## Task to complete
Copy out the listing lines verbatim, starting at the line that contains "envelope-icon — [610, 267, 652, 299]" and ending at the line that contains "faq-icon-circle[interactable] — [911, 243, 991, 323]", with both of those lines included.

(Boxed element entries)
--
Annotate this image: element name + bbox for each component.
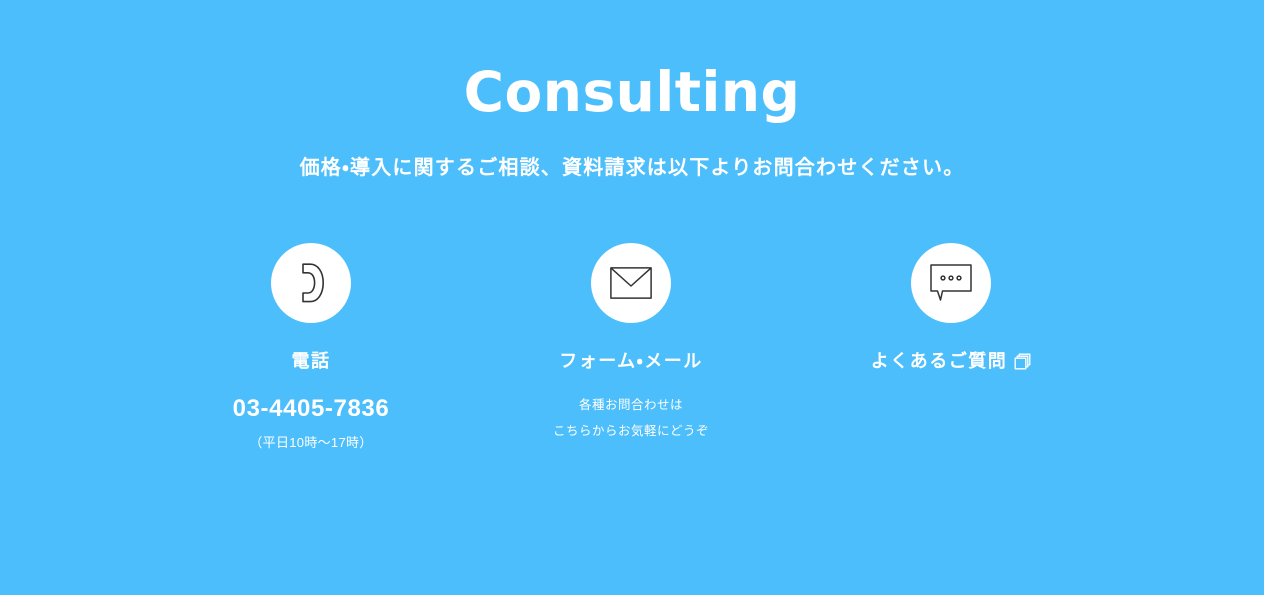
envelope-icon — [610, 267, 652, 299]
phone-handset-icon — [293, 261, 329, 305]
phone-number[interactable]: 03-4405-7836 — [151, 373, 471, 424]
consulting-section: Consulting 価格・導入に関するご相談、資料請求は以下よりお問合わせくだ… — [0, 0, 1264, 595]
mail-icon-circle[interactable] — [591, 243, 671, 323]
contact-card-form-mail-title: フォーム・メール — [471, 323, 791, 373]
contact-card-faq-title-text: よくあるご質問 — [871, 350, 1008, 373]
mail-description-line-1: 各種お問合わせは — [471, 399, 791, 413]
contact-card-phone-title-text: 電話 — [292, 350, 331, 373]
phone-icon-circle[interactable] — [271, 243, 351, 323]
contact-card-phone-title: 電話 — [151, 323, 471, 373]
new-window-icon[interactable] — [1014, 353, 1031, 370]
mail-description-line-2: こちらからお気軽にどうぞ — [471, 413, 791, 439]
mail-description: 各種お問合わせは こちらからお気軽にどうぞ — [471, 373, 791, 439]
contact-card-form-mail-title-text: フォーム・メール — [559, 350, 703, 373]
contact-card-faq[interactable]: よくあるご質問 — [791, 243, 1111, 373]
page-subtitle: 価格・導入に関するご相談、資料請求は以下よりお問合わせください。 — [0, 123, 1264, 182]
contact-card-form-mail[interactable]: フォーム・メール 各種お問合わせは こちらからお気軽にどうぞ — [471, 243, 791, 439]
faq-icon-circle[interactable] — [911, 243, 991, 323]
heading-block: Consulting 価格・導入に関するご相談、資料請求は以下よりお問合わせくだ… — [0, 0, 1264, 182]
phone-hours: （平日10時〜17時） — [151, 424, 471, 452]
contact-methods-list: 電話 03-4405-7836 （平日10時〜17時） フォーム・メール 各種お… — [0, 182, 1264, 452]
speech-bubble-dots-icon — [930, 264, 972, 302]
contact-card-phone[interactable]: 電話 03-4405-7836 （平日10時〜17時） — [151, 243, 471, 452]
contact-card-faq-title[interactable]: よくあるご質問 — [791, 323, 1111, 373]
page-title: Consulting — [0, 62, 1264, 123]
--
## Result
envelope-icon — [610, 267, 652, 299]
phone-handset-icon — [293, 261, 329, 305]
phone-number[interactable]: 03-4405-7836 — [151, 373, 471, 424]
consulting-section: Consulting 価格・導入に関するご相談、資料請求は以下よりお問合わせくだ… — [0, 0, 1264, 595]
mail-icon-circle[interactable] — [591, 243, 671, 323]
contact-card-form-mail-title: フォーム・メール — [471, 323, 791, 373]
contact-card-faq-title-text: よくあるご質問 — [871, 350, 1008, 373]
mail-description-line-1: 各種お問合わせは — [471, 399, 791, 413]
contact-card-phone-title-text: 電話 — [292, 350, 331, 373]
phone-icon-circle[interactable] — [271, 243, 351, 323]
contact-card-phone-title: 電話 — [151, 323, 471, 373]
new-window-icon[interactable] — [1014, 353, 1031, 370]
mail-description-line-2: こちらからお気軽にどうぞ — [471, 413, 791, 439]
mail-description: 各種お問合わせは こちらからお気軽にどうぞ — [471, 373, 791, 439]
contact-card-form-mail-title-text: フォーム・メール — [559, 350, 703, 373]
contact-card-faq[interactable]: よくあるご質問 — [791, 243, 1111, 373]
page-subtitle: 価格・導入に関するご相談、資料請求は以下よりお問合わせください。 — [0, 123, 1264, 182]
contact-card-form-mail[interactable]: フォーム・メール 各種お問合わせは こちらからお気軽にどうぞ — [471, 243, 791, 439]
faq-icon-circle[interactable] — [911, 243, 991, 323]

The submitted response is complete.